* [Stored records]
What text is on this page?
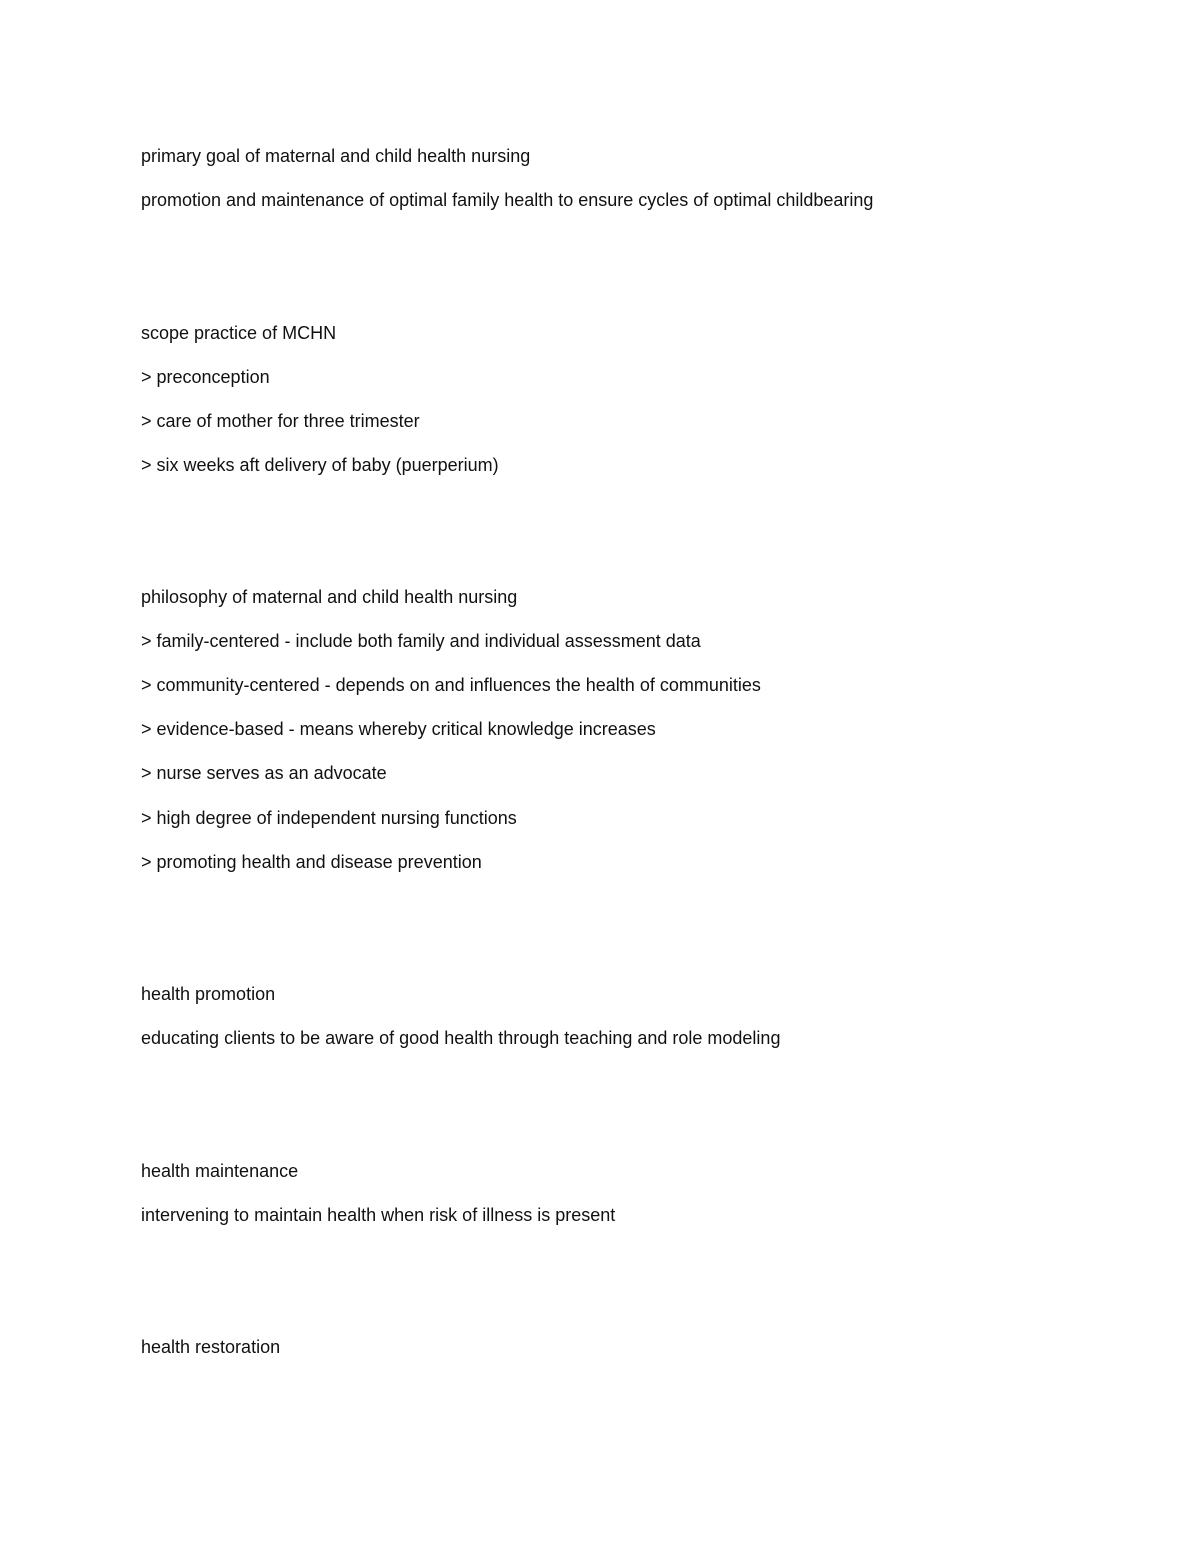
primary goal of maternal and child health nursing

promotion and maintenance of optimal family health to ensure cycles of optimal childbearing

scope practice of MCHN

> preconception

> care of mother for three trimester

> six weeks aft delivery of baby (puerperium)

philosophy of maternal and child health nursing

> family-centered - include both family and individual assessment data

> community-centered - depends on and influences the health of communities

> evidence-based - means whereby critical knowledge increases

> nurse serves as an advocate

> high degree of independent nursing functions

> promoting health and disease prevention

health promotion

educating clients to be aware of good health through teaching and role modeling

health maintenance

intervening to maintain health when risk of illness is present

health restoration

* [WHAT IS ASKED]
Read through the data and copy every line where "family" shows up.

* [EXERCISE OUTPUT]
promotion and maintenance of optimal family health to ensure cycles of optimal childbearing
> family-centered - include both family and individual assessment data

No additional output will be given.